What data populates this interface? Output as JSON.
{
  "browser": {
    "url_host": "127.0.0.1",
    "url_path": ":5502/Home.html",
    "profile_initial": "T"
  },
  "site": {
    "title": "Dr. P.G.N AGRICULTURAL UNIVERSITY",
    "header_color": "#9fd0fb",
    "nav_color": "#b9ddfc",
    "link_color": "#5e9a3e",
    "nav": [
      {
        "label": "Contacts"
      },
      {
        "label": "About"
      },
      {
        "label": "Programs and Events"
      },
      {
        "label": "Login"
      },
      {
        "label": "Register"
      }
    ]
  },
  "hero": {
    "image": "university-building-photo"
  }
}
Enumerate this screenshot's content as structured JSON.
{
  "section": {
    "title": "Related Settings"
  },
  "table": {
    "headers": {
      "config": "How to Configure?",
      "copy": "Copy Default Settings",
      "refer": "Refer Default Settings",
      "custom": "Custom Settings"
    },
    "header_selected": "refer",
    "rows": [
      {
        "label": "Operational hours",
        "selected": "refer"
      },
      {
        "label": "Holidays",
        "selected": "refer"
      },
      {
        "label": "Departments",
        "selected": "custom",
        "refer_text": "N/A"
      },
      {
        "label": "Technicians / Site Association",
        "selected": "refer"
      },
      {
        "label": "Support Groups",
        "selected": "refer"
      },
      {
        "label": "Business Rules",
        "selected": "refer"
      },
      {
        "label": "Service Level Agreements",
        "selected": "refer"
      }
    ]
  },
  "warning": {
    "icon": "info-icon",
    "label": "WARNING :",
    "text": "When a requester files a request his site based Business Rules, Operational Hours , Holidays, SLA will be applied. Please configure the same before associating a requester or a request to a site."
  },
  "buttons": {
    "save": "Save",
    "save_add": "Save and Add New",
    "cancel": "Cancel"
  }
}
★ ★ ★ ★
== Work required ==
Return all of the entries exactly as they were supplied.

== Result ==
What data populates this interface? Output as JSON.
{
  "browser": {
    "url_host": "127.0.0.1",
    "url_path": ":5502/Home.html",
    "profile_initial": "T"
  },
  "site": {
    "title": "Dr. P.G.N AGRICULTURAL UNIVERSITY",
    "header_color": "#9fd0fb",
    "nav_color": "#b9ddfc",
    "link_color": "#5e9a3e",
    "nav": [
      {
        "label": "Contacts"
      },
      {
        "label": "About"
      },
      {
        "label": "Programs and Events"
      },
      {
        "label": "Login"
      },
      {
        "label": "Register"
      }
    ]
  },
  "hero": {
    "image": "university-building-photo"
  }
}
Enumerate this screenshot's content as structured JSON.
{
  "section": {
    "title": "Related Settings"
  },
  "table": {
    "headers": {
      "config": "How to Configure?",
      "copy": "Copy Default Settings",
      "refer": "Refer Default Settings",
      "custom": "Custom Settings"
    },
    "header_selected": "refer",
    "rows": [
      {
        "label": "Operational hours",
        "selected": "refer"
      },
      {
        "label": "Holidays",
        "selected": "refer"
      },
      {
        "label": "Departments",
        "selected": "custom",
        "refer_text": "N/A"
      },
      {
        "label": "Technicians / Site Association",
        "selected": "refer"
      },
      {
        "label": "Support Groups",
        "selected": "refer"
      },
      {
        "label": "Business Rules",
        "selected": "refer"
      },
      {
        "label": "Service Level Agreements",
        "selected": "refer"
      }
    ]
  },
  "warning": {
    "icon": "info-icon",
    "label": "WARNING :",
    "text": "When a requester files a request his site based Business Rules, Operational Hours , Holidays, SLA will be applied. Please configure the same before associating a requester or a request to a site."
  },
  "buttons": {
    "save": "Save",
    "save_add": "Save and Add New",
    "cancel": "Cancel"
  }
}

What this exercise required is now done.